Goal: Leave out the images; return the rest of the data exactly.

(Collected data)
━━━━━━

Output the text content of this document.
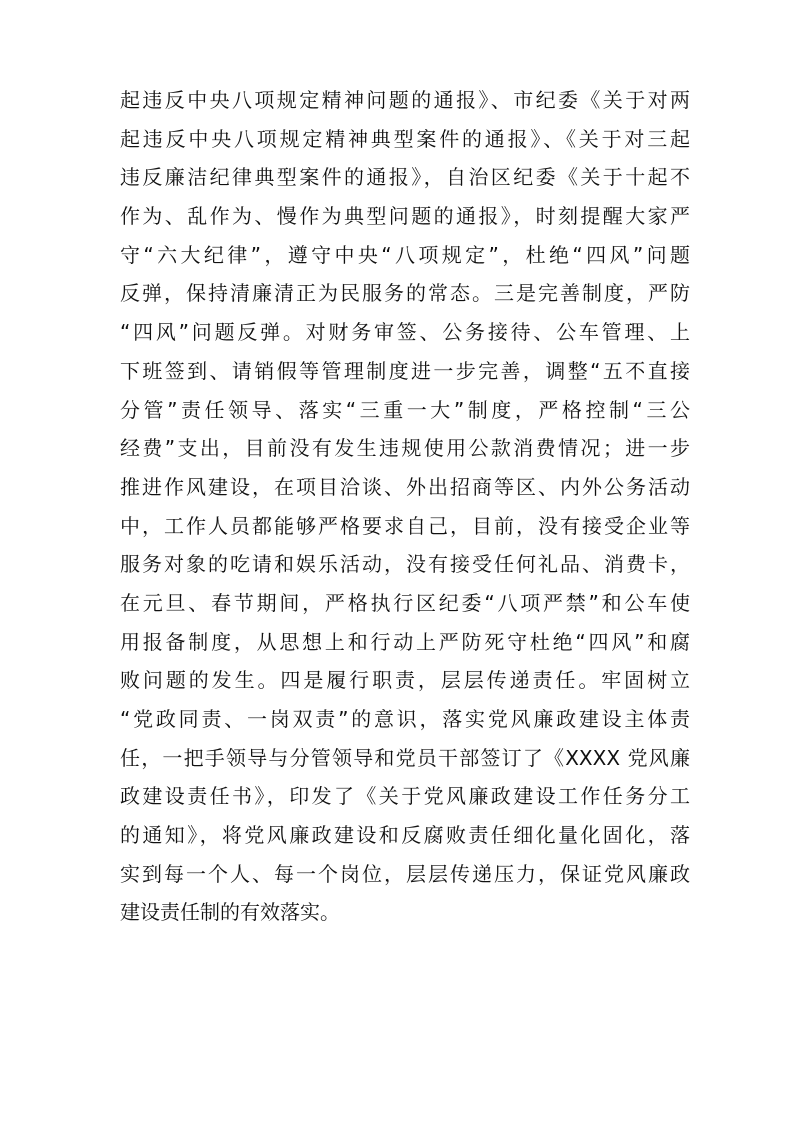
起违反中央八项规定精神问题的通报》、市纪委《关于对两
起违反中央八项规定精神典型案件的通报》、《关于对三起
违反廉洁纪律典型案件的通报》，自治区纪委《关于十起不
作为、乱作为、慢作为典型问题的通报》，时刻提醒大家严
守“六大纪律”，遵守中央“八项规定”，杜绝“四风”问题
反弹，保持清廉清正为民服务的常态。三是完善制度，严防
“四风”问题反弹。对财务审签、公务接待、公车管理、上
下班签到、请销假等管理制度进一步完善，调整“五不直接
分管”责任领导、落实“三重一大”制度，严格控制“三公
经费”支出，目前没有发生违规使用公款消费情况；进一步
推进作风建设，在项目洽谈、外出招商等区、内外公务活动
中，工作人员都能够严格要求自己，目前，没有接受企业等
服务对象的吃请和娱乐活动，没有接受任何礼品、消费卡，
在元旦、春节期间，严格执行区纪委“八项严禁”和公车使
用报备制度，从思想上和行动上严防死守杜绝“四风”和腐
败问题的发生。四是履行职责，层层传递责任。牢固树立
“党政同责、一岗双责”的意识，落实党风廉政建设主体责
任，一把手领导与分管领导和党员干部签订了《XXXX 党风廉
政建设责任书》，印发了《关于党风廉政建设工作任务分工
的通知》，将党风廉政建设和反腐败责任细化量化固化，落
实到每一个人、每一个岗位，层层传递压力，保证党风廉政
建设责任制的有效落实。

━━━━━━

Answer to the exercise:
Output the text content of this document.
起违反中央八项规定精神问题的通报》、市纪委《关于对两
起违反中央八项规定精神典型案件的通报》、《关于对三起
违反廉洁纪律典型案件的通报》，自治区纪委《关于十起不
作为、乱作为、慢作为典型问题的通报》，时刻提醒大家严
守“六大纪律”，遵守中央“八项规定”，杜绝“四风”问题
反弹，保持清廉清正为民服务的常态。三是完善制度，严防
“四风”问题反弹。对财务审签、公务接待、公车管理、上
下班签到、请销假等管理制度进一步完善，调整“五不直接
分管”责任领导、落实“三重一大”制度，严格控制“三公
经费”支出，目前没有发生违规使用公款消费情况；进一步
推进作风建设，在项目洽谈、外出招商等区、内外公务活动
中，工作人员都能够严格要求自己，目前，没有接受企业等
服务对象的吃请和娱乐活动，没有接受任何礼品、消费卡，
在元旦、春节期间，严格执行区纪委“八项严禁”和公车使
用报备制度，从思想上和行动上严防死守杜绝“四风”和腐
败问题的发生。四是履行职责，层层传递责任。牢固树立
“党政同责、一岗双责”的意识，落实党风廉政建设主体责
任，一把手领导与分管领导和党员干部签订了《XXXX 党风廉
政建设责任书》，印发了《关于党风廉政建设工作任务分工
的通知》，将党风廉政建设和反腐败责任细化量化固化，落
实到每一个人、每一个岗位，层层传递压力，保证党风廉政
建设责任制的有效落实。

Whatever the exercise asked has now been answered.